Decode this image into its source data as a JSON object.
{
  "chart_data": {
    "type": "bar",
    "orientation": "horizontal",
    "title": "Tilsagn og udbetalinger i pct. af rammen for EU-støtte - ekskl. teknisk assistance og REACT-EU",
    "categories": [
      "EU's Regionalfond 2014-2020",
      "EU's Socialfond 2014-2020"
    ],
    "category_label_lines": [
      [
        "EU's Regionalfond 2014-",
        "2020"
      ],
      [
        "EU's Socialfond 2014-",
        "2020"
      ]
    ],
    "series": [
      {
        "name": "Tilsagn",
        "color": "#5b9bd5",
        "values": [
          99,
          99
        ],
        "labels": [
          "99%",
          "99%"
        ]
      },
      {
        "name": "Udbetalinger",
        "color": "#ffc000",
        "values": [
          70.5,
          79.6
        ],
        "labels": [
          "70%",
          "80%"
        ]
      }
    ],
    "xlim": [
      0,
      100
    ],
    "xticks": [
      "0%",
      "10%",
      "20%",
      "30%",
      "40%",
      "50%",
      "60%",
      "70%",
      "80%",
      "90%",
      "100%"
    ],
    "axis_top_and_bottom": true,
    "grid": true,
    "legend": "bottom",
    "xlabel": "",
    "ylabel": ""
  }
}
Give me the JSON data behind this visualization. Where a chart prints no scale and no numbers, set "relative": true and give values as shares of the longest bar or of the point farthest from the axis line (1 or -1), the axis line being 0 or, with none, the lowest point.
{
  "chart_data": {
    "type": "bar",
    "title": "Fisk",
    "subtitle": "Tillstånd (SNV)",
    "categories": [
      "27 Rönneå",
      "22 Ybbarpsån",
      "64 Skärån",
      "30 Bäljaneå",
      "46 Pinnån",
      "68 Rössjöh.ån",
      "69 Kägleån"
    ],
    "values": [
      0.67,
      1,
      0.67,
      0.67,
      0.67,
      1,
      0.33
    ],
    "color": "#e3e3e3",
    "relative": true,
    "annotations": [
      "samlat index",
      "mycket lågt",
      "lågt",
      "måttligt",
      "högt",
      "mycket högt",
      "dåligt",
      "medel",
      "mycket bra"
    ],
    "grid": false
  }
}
____________
**Task to carry out**.
Starting with the line that contains "Give me the", return each line through the last one of the data above, exactly as written and nothing more.

**Solution**.
Give me the JSON data behind this visualization. Where a chart prints no scale and no numbers, set "relative": true and give values as shares of the longest bar or of the point farthest from the axis line (1 or -1), the axis line being 0 or, with none, the lowest point.
{
  "chart_data": {
    "type": "bar",
    "title": "Fisk",
    "subtitle": "Tillstånd (SNV)",
    "categories": [
      "27 Rönneå",
      "22 Ybbarpsån",
      "64 Skärån",
      "30 Bäljaneå",
      "46 Pinnån",
      "68 Rössjöh.ån",
      "69 Kägleån"
    ],
    "values": [
      0.67,
      1,
      0.67,
      0.67,
      0.67,
      1,
      0.33
    ],
    "color": "#e3e3e3",
    "relative": true,
    "annotations": [
      "samlat index",
      "mycket lågt",
      "lågt",
      "måttligt",
      "högt",
      "mycket högt",
      "dåligt",
      "medel",
      "mycket bra"
    ],
    "grid": false
  }
}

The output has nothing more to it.